+++ Information given

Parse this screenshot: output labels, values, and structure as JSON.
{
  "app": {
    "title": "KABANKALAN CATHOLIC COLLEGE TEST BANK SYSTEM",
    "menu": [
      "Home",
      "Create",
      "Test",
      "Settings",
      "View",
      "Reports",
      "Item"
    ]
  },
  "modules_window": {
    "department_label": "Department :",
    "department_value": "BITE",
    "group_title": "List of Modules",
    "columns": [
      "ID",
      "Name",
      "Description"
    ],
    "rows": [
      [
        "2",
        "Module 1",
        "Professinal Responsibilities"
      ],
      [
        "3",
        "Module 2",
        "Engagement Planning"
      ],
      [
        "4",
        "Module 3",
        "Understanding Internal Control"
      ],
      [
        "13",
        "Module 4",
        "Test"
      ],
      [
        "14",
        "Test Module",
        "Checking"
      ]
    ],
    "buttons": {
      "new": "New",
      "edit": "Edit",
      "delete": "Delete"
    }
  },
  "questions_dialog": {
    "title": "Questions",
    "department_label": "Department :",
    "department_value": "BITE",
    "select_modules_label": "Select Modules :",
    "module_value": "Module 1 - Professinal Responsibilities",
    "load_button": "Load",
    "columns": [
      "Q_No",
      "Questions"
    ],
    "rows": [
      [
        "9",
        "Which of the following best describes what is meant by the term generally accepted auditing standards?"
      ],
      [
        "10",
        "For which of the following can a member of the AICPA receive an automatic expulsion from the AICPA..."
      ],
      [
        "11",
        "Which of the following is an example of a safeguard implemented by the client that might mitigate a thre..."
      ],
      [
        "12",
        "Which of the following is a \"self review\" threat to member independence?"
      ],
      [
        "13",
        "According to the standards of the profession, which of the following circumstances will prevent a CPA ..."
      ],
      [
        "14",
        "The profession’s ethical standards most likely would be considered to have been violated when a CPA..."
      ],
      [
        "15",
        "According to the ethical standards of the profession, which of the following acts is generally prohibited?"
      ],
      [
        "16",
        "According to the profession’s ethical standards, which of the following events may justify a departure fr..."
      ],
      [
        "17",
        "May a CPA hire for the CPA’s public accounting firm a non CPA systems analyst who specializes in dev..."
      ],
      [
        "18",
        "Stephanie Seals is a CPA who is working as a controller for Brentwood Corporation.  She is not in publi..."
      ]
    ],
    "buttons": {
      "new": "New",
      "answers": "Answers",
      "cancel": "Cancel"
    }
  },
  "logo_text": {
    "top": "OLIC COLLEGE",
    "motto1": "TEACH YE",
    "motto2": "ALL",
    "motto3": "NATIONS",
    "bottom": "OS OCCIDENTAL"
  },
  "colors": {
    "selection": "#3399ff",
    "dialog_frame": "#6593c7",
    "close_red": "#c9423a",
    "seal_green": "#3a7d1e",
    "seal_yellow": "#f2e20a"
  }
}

++++++

What the task asks
Reproduce the material exactly, with every line intact.

Answer
Parse this screenshot: output labels, values, and structure as JSON.
{
  "app": {
    "title": "KABANKALAN CATHOLIC COLLEGE TEST BANK SYSTEM",
    "menu": [
      "Home",
      "Create",
      "Test",
      "Settings",
      "View",
      "Reports",
      "Item"
    ]
  },
  "modules_window": {
    "department_label": "Department :",
    "department_value": "BITE",
    "group_title": "List of Modules",
    "columns": [
      "ID",
      "Name",
      "Description"
    ],
    "rows": [
      [
        "2",
        "Module 1",
        "Professinal Responsibilities"
      ],
      [
        "3",
        "Module 2",
        "Engagement Planning"
      ],
      [
        "4",
        "Module 3",
        "Understanding Internal Control"
      ],
      [
        "13",
        "Module 4",
        "Test"
      ],
      [
        "14",
        "Test Module",
        "Checking"
      ]
    ],
    "buttons": {
      "new": "New",
      "edit": "Edit",
      "delete": "Delete"
    }
  },
  "questions_dialog": {
    "title": "Questions",
    "department_label": "Department :",
    "department_value": "BITE",
    "select_modules_label": "Select Modules :",
    "module_value": "Module 1 - Professinal Responsibilities",
    "load_button": "Load",
    "columns": [
      "Q_No",
      "Questions"
    ],
    "rows": [
      [
        "9",
        "Which of the following best describes what is meant by the term generally accepted auditing standards?"
      ],
      [
        "10",
        "For which of the following can a member of the AICPA receive an automatic expulsion from the AICPA..."
      ],
      [
        "11",
        "Which of the following is an example of a safeguard implemented by the client that might mitigate a thre..."
      ],
      [
        "12",
        "Which of the following is a \"self review\" threat to member independence?"
      ],
      [
        "13",
        "According to the standards of the profession, which of the following circumstances will prevent a CPA ..."
      ],
      [
        "14",
        "The profession’s ethical standards most likely would be considered to have been violated when a CPA..."
      ],
      [
        "15",
        "According to the ethical standards of the profession, which of the following acts is generally prohibited?"
      ],
      [
        "16",
        "According to the profession’s ethical standards, which of the following events may justify a departure fr..."
      ],
      [
        "17",
        "May a CPA hire for the CPA’s public accounting firm a non CPA systems analyst who specializes in dev..."
      ],
      [
        "18",
        "Stephanie Seals is a CPA who is working as a controller for Brentwood Corporation.  She is not in publi..."
      ]
    ],
    "buttons": {
      "new": "New",
      "answers": "Answers",
      "cancel": "Cancel"
    }
  },
  "logo_text": {
    "top": "OLIC COLLEGE",
    "motto1": "TEACH YE",
    "motto2": "ALL",
    "motto3": "NATIONS",
    "bottom": "OS OCCIDENTAL"
  },
  "colors": {
    "selection": "#3399ff",
    "dialog_frame": "#6593c7",
    "close_red": "#c9423a",
    "seal_green": "#3a7d1e",
    "seal_yellow": "#f2e20a"
  }
}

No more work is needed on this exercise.